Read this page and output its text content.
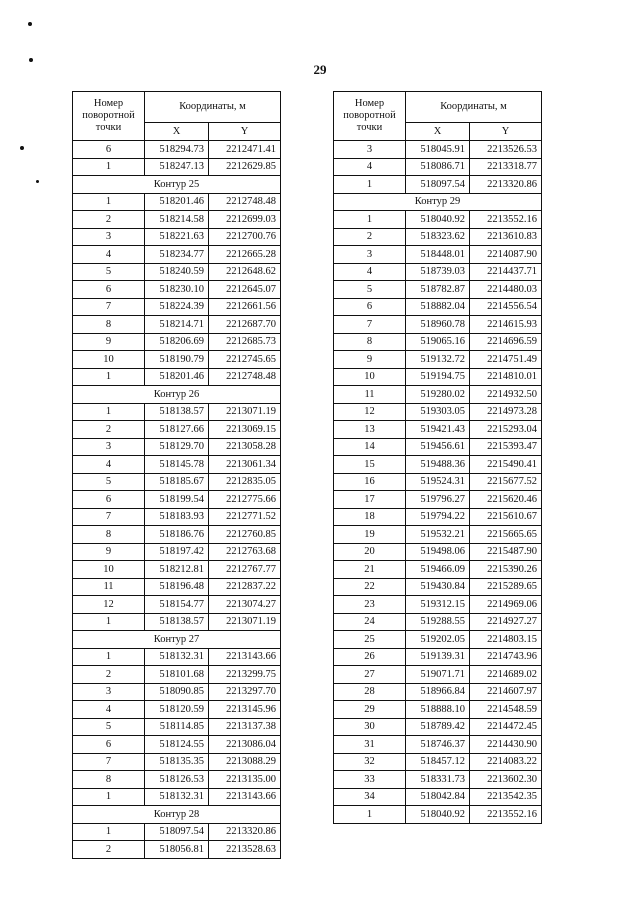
29
Номер поворотной точки	Координаты, м	
	X	Y
6	518294.73	2212471.41
1	518247.13	2212629.85
Контур 25		
1	518201.46	2212748.48
2	518214.58	2212699.03
3	518221.63	2212700.76
4	518234.77	2212665.28
5	518240.59	2212648.62
6	518230.10	2212645.07
7	518224.39	2212661.56
8	518214.71	2212687.70
9	518206.69	2212685.73
10	518190.79	2212745.65
1	518201.46	2212748.48
Контур 26		
1	518138.57	2213071.19
2	518127.66	2213069.15
3	518129.70	2213058.28
4	518145.78	2213061.34
5	518185.67	2212835.05
6	518199.54	2212775.66
7	518183.93	2212771.52
8	518186.76	2212760.85
9	518197.42	2212763.68
10	518212.81	2212767.77
11	518196.48	2212837.22
12	518154.77	2213074.27
1	518138.57	2213071.19
Контур 27		
1	518132.31	2213143.66
2	518101.68	2213299.75
3	518090.85	2213297.70
4	518120.59	2213145.96
5	518114.85	2213137.38
6	518124.55	2213086.04
7	518135.35	2213088.29
8	518126.53	2213135.00
1	518132.31	2213143.66
Контур 28		
1	518097.54	2213320.86
2	518056.81	2213528.63
Номер поворотной точки	Координаты, м	
	X	Y
3	518045.91	2213526.53
4	518086.71	2213318.77
1	518097.54	2213320.86
Контур 29		
1	518040.92	2213552.16
2	518323.62	2213610.83
3	518448.01	2214087.90
4	518739.03	2214437.71
5	518782.87	2214480.03
6	518882.04	2214556.54
7	518960.78	2214615.93
8	519065.16	2214696.59
9	519132.72	2214751.49
10	519194.75	2214810.01
11	519280.02	2214932.50
12	519303.05	2214973.28
13	519421.43	2215293.04
14	519456.61	2215393.47
15	519488.36	2215490.41
16	519524.31	2215677.52
17	519796.27	2215620.46
18	519794.22	2215610.67
19	519532.21	2215665.65
20	519498.06	2215487.90
21	519466.09	2215390.26
22	519430.84	2215289.65
23	519312.15	2214969.06
24	519288.55	2214927.27
25	519202.05	2214803.15
26	519139.31	2214743.96
27	519071.71	2214689.02
28	518966.84	2214607.97
29	518888.10	2214548.59
30	518789.42	2214472.45
31	518746.37	2214430.90
32	518457.12	2214083.22
33	518331.73	2213602.30
34	518042.84	2213542.35
1	518040.92	2213552.16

• **Set task**:
Write the entries above out again exactly, but not the pictures.

• **Output for this task**:
Read this page and output its text content.
29
Номер поворотной точки	Координаты, м	
	X	Y
6	518294.73	2212471.41
1	518247.13	2212629.85
Контур 25		
1	518201.46	2212748.48
2	518214.58	2212699.03
3	518221.63	2212700.76
4	518234.77	2212665.28
5	518240.59	2212648.62
6	518230.10	2212645.07
7	518224.39	2212661.56
8	518214.71	2212687.70
9	518206.69	2212685.73
10	518190.79	2212745.65
1	518201.46	2212748.48
Контур 26		
1	518138.57	2213071.19
2	518127.66	2213069.15
3	518129.70	2213058.28
4	518145.78	2213061.34
5	518185.67	2212835.05
6	518199.54	2212775.66
7	518183.93	2212771.52
8	518186.76	2212760.85
9	518197.42	2212763.68
10	518212.81	2212767.77
11	518196.48	2212837.22
12	518154.77	2213074.27
1	518138.57	2213071.19
Контур 27		
1	518132.31	2213143.66
2	518101.68	2213299.75
3	518090.85	2213297.70
4	518120.59	2213145.96
5	518114.85	2213137.38
6	518124.55	2213086.04
7	518135.35	2213088.29
8	518126.53	2213135.00
1	518132.31	2213143.66
Контур 28		
1	518097.54	2213320.86
2	518056.81	2213528.63
Номер поворотной точки	Координаты, м	
	X	Y
3	518045.91	2213526.53
4	518086.71	2213318.77
1	518097.54	2213320.86
Контур 29		
1	518040.92	2213552.16
2	518323.62	2213610.83
3	518448.01	2214087.90
4	518739.03	2214437.71
5	518782.87	2214480.03
6	518882.04	2214556.54
7	518960.78	2214615.93
8	519065.16	2214696.59
9	519132.72	2214751.49
10	519194.75	2214810.01
11	519280.02	2214932.50
12	519303.05	2214973.28
13	519421.43	2215293.04
14	519456.61	2215393.47
15	519488.36	2215490.41
16	519524.31	2215677.52
17	519796.27	2215620.46
18	519794.22	2215610.67
19	519532.21	2215665.65
20	519498.06	2215487.90
21	519466.09	2215390.26
22	519430.84	2215289.65
23	519312.15	2214969.06
24	519288.55	2214927.27
25	519202.05	2214803.15
26	519139.31	2214743.96
27	519071.71	2214689.02
28	518966.84	2214607.97
29	518888.10	2214548.59
30	518789.42	2214472.45
31	518746.37	2214430.90
32	518457.12	2214083.22
33	518331.73	2213602.30
34	518042.84	2213542.35
1	518040.92	2213552.16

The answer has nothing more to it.